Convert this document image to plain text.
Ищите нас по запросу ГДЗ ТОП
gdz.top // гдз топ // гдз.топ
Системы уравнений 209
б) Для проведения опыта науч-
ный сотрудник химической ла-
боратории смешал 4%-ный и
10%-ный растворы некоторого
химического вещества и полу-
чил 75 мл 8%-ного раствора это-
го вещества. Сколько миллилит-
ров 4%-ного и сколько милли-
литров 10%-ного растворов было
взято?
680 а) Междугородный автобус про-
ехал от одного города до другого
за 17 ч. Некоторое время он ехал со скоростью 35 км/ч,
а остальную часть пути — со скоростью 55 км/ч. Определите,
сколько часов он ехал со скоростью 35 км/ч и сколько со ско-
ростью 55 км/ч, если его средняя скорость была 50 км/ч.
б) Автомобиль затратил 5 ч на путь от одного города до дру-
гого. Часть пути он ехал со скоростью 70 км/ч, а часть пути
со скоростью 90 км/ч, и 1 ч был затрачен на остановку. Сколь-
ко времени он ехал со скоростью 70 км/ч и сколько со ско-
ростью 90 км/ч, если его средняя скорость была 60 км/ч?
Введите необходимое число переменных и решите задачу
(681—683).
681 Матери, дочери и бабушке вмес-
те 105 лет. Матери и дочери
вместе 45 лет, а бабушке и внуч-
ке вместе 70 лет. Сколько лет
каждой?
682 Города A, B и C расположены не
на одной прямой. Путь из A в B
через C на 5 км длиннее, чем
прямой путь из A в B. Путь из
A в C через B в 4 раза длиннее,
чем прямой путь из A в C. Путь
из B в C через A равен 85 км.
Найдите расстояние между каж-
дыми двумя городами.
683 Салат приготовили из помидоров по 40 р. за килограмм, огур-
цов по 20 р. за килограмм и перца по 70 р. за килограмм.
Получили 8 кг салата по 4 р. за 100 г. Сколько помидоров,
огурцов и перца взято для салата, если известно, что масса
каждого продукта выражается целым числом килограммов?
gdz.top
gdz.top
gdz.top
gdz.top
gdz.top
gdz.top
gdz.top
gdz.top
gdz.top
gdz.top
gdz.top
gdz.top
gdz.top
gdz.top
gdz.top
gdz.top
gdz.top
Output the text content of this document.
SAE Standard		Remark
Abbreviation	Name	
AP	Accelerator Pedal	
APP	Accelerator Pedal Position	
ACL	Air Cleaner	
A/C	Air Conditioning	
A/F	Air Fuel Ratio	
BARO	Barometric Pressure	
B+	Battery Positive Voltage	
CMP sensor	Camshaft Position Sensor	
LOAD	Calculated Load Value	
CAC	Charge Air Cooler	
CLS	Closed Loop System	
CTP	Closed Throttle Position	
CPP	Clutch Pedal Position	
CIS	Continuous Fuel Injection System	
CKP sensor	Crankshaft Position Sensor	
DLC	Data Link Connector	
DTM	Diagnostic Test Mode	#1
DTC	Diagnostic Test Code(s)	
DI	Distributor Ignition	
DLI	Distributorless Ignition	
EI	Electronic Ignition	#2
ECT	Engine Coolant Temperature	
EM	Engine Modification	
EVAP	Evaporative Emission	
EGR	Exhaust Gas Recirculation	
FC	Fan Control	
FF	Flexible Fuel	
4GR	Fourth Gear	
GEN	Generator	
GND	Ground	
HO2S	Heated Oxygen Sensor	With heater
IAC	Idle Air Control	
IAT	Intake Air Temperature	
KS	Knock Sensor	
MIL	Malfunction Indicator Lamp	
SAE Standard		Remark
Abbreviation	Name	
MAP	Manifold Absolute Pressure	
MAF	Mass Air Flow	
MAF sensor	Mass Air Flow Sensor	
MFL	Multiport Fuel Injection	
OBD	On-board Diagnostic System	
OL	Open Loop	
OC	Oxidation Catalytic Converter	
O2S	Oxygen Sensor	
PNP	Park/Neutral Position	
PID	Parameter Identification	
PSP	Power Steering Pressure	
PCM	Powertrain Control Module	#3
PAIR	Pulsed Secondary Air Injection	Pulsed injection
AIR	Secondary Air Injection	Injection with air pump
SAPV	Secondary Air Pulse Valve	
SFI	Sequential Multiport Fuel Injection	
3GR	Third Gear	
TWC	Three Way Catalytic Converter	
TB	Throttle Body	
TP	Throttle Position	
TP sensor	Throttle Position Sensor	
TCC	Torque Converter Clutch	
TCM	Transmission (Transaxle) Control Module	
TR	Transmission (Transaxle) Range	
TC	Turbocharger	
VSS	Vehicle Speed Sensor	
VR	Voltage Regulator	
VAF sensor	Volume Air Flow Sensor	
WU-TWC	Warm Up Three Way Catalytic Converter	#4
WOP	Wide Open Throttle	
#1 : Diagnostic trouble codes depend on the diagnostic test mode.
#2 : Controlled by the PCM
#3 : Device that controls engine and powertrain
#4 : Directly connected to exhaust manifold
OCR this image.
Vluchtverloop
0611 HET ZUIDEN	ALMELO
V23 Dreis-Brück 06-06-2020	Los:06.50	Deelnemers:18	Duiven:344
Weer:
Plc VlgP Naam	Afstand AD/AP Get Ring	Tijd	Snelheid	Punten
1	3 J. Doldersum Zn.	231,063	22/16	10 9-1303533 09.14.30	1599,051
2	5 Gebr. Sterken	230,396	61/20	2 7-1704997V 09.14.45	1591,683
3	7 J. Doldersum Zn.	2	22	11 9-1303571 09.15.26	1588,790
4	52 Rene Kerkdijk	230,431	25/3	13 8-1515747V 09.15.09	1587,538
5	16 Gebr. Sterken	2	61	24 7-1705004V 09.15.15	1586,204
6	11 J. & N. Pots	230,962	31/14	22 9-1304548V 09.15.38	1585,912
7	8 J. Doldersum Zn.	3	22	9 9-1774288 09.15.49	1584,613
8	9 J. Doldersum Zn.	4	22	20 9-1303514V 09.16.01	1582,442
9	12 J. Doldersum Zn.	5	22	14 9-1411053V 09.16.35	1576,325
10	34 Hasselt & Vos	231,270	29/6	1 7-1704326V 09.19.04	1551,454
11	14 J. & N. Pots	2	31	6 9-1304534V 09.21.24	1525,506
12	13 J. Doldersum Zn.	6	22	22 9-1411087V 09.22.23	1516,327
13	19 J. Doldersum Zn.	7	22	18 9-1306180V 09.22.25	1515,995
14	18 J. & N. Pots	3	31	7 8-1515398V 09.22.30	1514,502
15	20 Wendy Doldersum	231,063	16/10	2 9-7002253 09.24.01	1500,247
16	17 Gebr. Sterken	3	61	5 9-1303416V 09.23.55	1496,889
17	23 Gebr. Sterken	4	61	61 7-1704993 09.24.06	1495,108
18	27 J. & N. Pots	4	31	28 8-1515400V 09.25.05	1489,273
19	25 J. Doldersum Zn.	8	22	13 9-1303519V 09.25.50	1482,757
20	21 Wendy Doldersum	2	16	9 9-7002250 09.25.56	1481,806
◇ ◇ ◇ ◇ ◇
• **EXERCISE TASK**
Pick out and copy every line that contains the word "Module".

• **ANSWER**
PCM	Powertrain Control Module	#3
TCM	Transmission (Transaxle) Control Module	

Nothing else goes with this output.